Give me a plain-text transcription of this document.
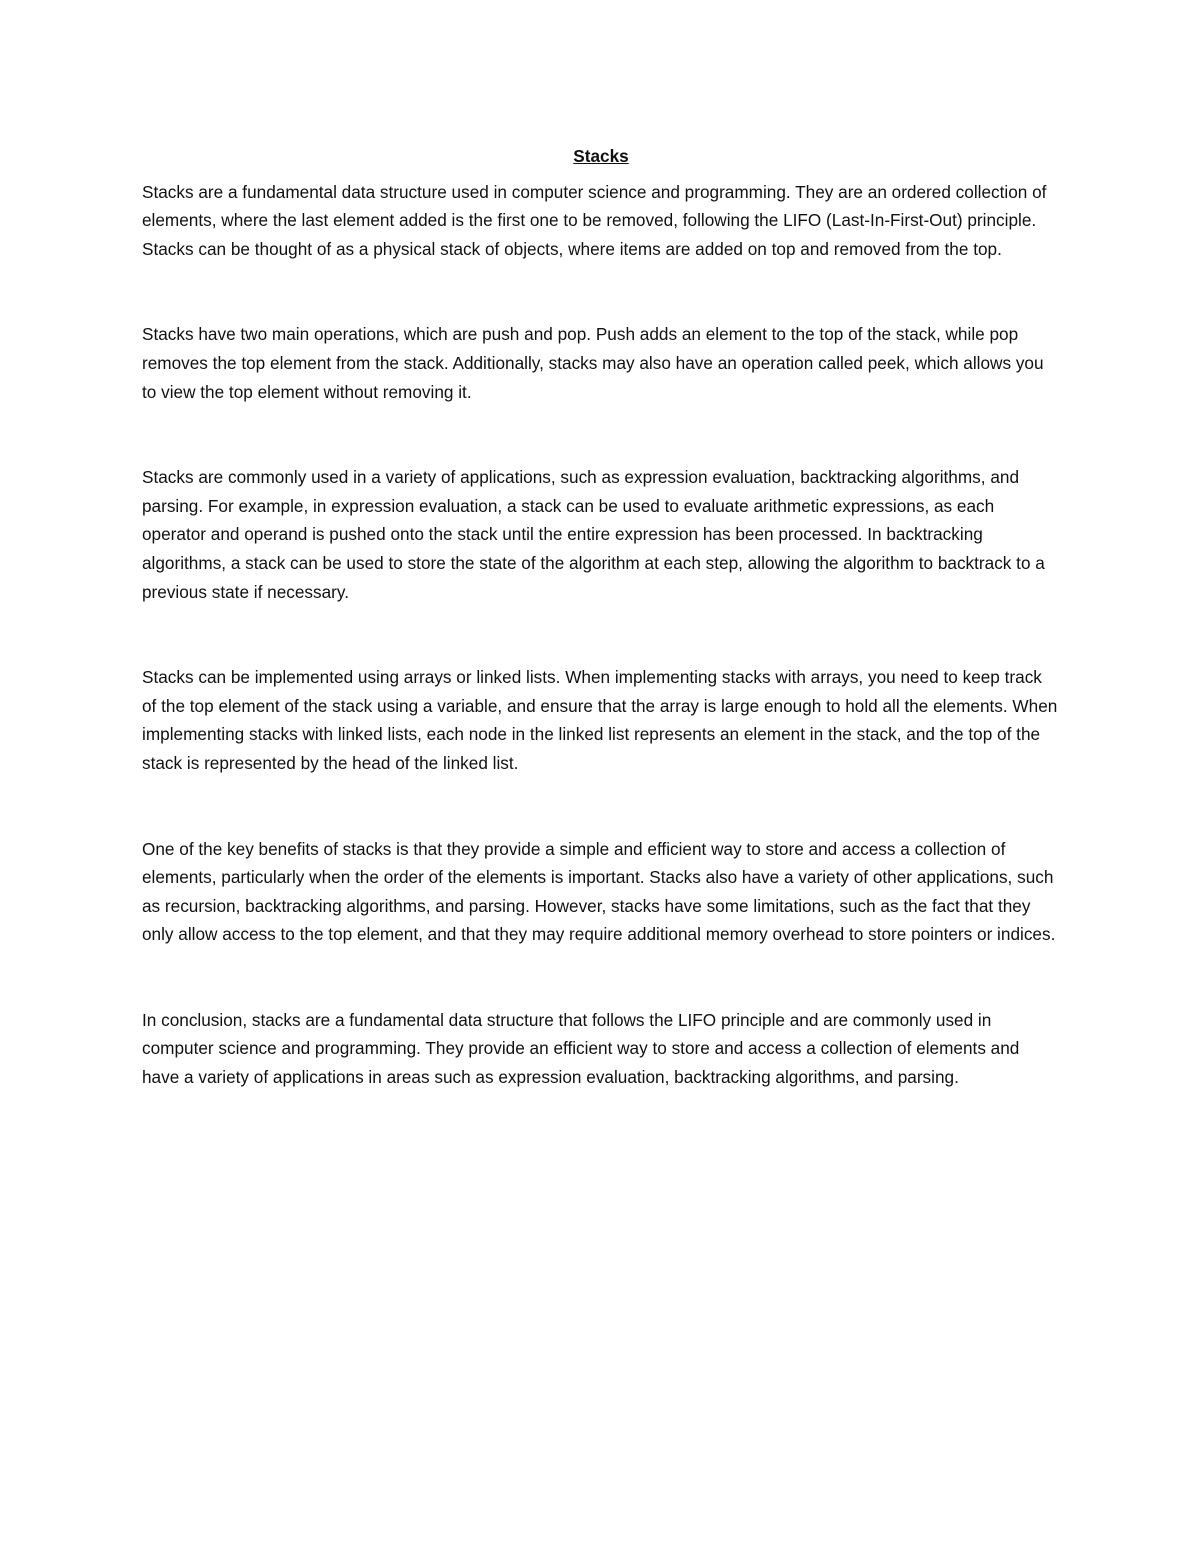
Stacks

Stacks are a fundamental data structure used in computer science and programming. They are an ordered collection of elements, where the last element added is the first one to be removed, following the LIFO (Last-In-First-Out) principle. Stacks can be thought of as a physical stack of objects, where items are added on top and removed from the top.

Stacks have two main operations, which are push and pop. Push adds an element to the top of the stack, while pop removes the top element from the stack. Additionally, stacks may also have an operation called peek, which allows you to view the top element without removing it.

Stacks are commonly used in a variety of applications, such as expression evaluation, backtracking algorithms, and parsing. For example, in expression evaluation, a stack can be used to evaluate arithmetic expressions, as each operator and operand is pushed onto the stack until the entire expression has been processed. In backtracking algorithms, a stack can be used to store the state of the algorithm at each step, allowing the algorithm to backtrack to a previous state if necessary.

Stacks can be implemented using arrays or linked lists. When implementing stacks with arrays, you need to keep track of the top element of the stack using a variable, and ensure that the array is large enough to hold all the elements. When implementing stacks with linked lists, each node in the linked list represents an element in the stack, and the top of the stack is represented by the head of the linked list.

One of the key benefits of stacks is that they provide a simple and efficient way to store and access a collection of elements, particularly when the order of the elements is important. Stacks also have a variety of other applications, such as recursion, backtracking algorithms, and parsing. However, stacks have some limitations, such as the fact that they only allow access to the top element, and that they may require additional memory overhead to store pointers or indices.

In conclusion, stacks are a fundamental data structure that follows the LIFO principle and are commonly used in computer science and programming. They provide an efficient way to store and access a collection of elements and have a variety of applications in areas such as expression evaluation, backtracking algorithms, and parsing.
◆ ◆ ◆ ◆ ◆ ◆ ◆
# The task:
Only the count is wanted: report how many lines of the material above hold the word "from".

# The output:
2